Stored data entries
————————

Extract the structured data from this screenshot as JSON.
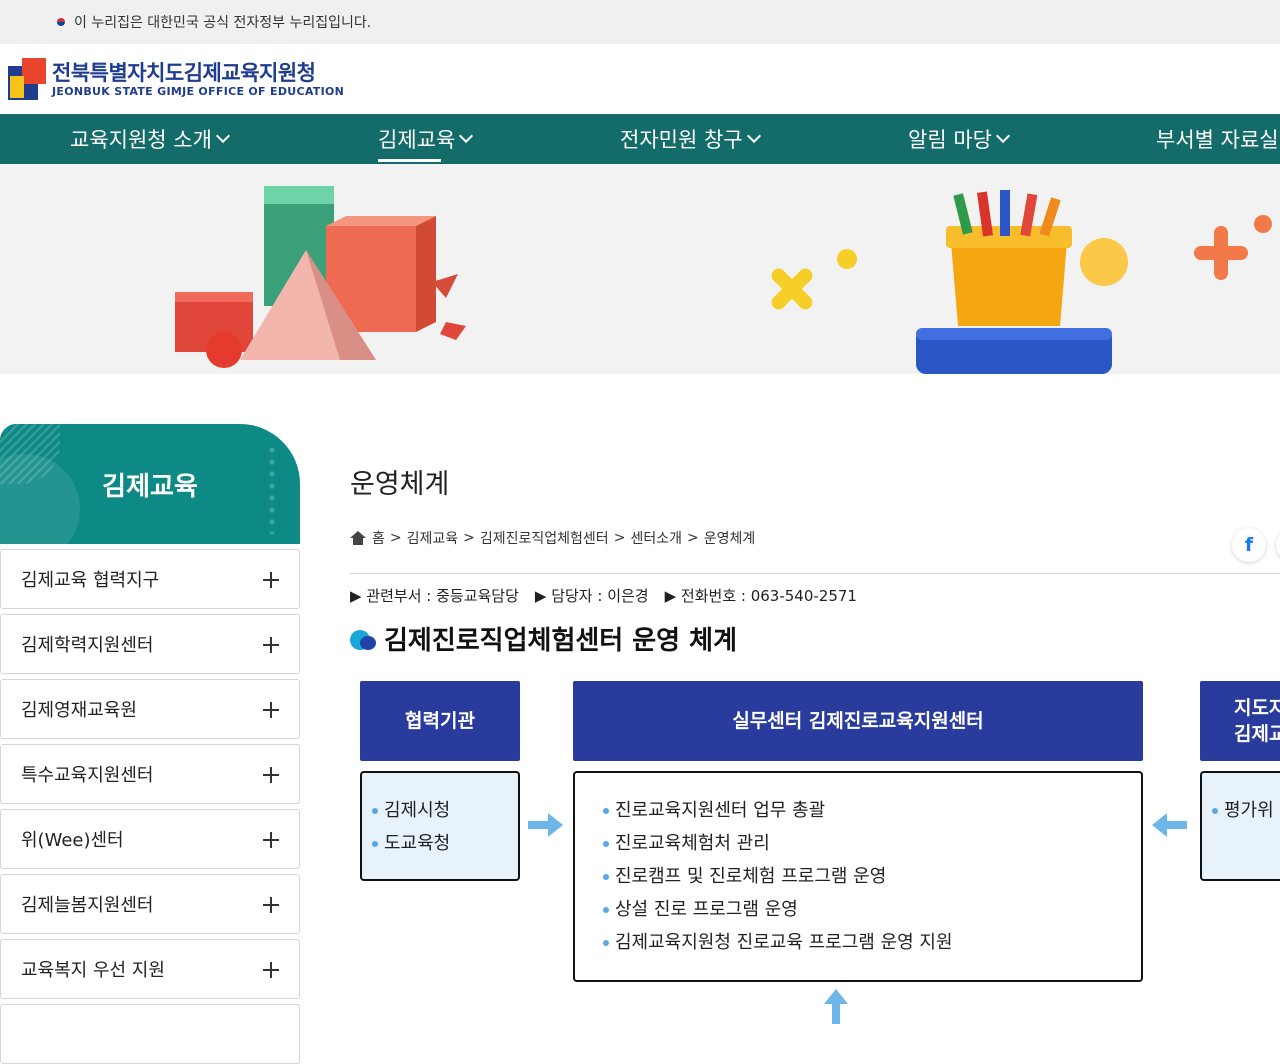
{
  "gov_banner": {
    "text": "이 누리집은 대한민국 공식 전자정부 누리집입니다."
  },
  "logo": {
    "name_ko": "전북특별자치도김제교육지원청",
    "name_en": "JEONBUK STATE GIMJE OFFICE OF EDUCATION"
  },
  "gnb": [
    {
      "label": "교육지원청 소개",
      "active": false
    },
    {
      "label": "김제교육",
      "active": true
    },
    {
      "label": "전자민원 창구",
      "active": false
    },
    {
      "label": "알림 마당",
      "active": false
    },
    {
      "label": "부서별 자료실",
      "active": false
    }
  ],
  "sidebar": {
    "title": "김제교육",
    "items": [
      {
        "label": "김제교육 협력지구"
      },
      {
        "label": "김제학력지원센터"
      },
      {
        "label": "김제영재교육원"
      },
      {
        "label": "특수교육지원센터"
      },
      {
        "label": "위(Wee)센터"
      },
      {
        "label": "김제늘봄지원센터"
      },
      {
        "label": "교육복지 우선 지원"
      }
    ]
  },
  "page": {
    "title": "운영체계",
    "breadcrumb": [
      "홈",
      ">",
      "김제교육",
      ">",
      "김제진로직업체험센터",
      ">",
      "센터소개",
      ">",
      "운영체계"
    ],
    "meta": {
      "dept": "▶ 관련부서 :  중등교육담당",
      "person": "▶ 담당자 : 이은경",
      "phone": "▶ 전화번호 : 063-540-2571"
    },
    "section_title": "김제진로직업체험센터 운영 체계"
  },
  "org_chart": {
    "left": {
      "title": "협력기관",
      "items": [
        "김제시청",
        "도교육청"
      ]
    },
    "center": {
      "title": "실무센터 김제진로교육지원센터",
      "items": [
        "진로교육지원센터 업무 총괄",
        "진로교육체험처 관리",
        "진로캠프 및 진로체험 프로그램 운영",
        "상설 진로 프로그램 운영",
        "김제교육지원청 진로교육 프로그램 운영 지원"
      ]
    },
    "right": {
      "title_line1": "지도자",
      "title_line2": "김제교",
      "items": [
        "평가위"
      ]
    }
  },
  "social": {
    "facebook_icon": "facebook-icon"
  },
  "colors": {
    "gnb": "#136c6a",
    "side_head": "#0e8a86",
    "org_head": "#2a3b9e",
    "brand": "#1f3c8f"
  }
}
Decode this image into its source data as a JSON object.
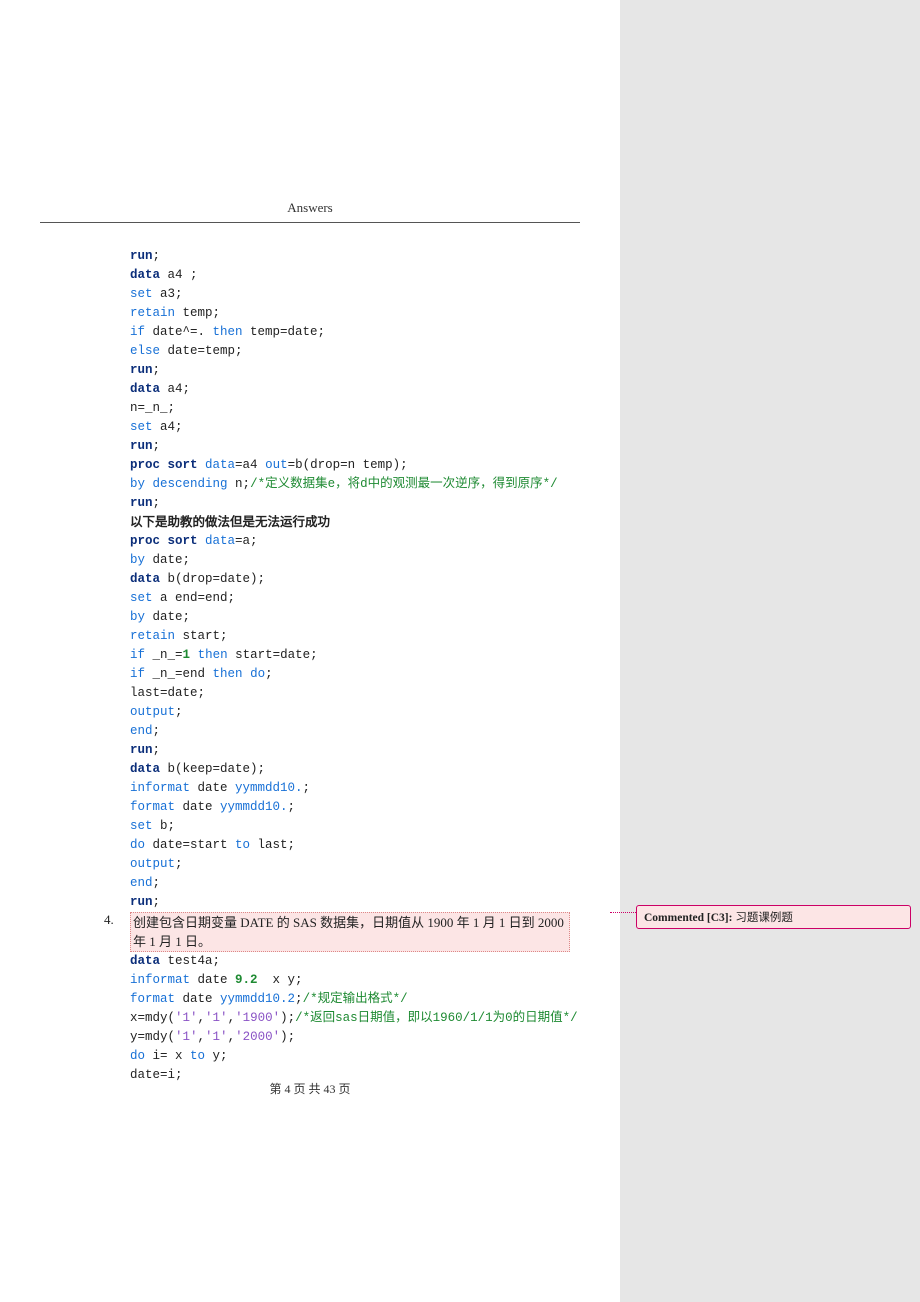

————————

Output the records above exactly; leave out the pictures.

Extract the structured data from this screenshot as JSON.
{
  "gov_banner": {
    "text": "이 누리집은 대한민국 공식 전자정부 누리집입니다."
  },
  "logo": {
    "name_ko": "전북특별자치도김제교육지원청",
    "name_en": "JEONBUK STATE GIMJE OFFICE OF EDUCATION"
  },
  "gnb": [
    {
      "label": "교육지원청 소개",
      "active": false
    },
    {
      "label": "김제교육",
      "active": true
    },
    {
      "label": "전자민원 창구",
      "active": false
    },
    {
      "label": "알림 마당",
      "active": false
    },
    {
      "label": "부서별 자료실",
      "active": false
    }
  ],
  "sidebar": {
    "title": "김제교육",
    "items": [
      {
        "label": "김제교육 협력지구"
      },
      {
        "label": "김제학력지원센터"
      },
      {
        "label": "김제영재교육원"
      },
      {
        "label": "특수교육지원센터"
      },
      {
        "label": "위(Wee)센터"
      },
      {
        "label": "김제늘봄지원센터"
      },
      {
        "label": "교육복지 우선 지원"
      }
    ]
  },
  "page": {
    "title": "운영체계",
    "breadcrumb": [
      "홈",
      ">",
      "김제교육",
      ">",
      "김제진로직업체험센터",
      ">",
      "센터소개",
      ">",
      "운영체계"
    ],
    "meta": {
      "dept": "▶ 관련부서 :  중등교육담당",
      "person": "▶ 담당자 : 이은경",
      "phone": "▶ 전화번호 : 063-540-2571"
    },
    "section_title": "김제진로직업체험센터 운영 체계"
  },
  "org_chart": {
    "left": {
      "title": "협력기관",
      "items": [
        "김제시청",
        "도교육청"
      ]
    },
    "center": {
      "title": "실무센터 김제진로교육지원센터",
      "items": [
        "진로교육지원센터 업무 총괄",
        "진로교육체험처 관리",
        "진로캠프 및 진로체험 프로그램 운영",
        "상설 진로 프로그램 운영",
        "김제교육지원청 진로교육 프로그램 운영 지원"
      ]
    },
    "right": {
      "title_line1": "지도자",
      "title_line2": "김제교",
      "items": [
        "평가위"
      ]
    }
  },
  "social": {
    "facebook_icon": "facebook-icon"
  },
  "colors": {
    "gnb": "#136c6a",
    "side_head": "#0e8a86",
    "org_head": "#2a3b9e",
    "brand": "#1f3c8f"
  }
}
Decode this image into its source data as a JSON object.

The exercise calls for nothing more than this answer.